Stated exercise: From the listing below, pick out each line with the word "name".

-- Start Data in this exercise --

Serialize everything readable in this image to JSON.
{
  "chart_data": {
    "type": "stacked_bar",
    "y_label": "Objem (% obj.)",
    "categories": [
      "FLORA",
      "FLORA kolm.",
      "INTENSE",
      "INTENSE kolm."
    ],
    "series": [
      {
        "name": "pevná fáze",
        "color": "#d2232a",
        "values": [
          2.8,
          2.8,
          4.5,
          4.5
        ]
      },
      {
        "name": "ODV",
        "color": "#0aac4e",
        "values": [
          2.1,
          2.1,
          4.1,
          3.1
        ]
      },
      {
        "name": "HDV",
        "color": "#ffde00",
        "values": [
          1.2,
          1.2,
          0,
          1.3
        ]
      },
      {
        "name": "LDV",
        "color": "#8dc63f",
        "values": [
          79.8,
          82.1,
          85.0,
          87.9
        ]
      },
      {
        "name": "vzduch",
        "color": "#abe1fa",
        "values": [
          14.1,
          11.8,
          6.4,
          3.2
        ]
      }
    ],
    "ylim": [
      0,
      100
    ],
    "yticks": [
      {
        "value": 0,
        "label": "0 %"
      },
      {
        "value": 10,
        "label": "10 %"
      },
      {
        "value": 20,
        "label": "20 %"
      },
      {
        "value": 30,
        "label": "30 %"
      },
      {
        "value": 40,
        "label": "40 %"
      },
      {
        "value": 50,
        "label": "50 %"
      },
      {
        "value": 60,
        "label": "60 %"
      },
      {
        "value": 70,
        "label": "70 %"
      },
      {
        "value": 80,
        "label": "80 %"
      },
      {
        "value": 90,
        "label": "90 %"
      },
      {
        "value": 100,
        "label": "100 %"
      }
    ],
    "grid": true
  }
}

-- End Data in this exercise --

Exercise solution:
        "name": "pevná fáze",
        "name": "ODV",
        "name": "HDV",
        "name": "LDV",
        "name": "vzduch",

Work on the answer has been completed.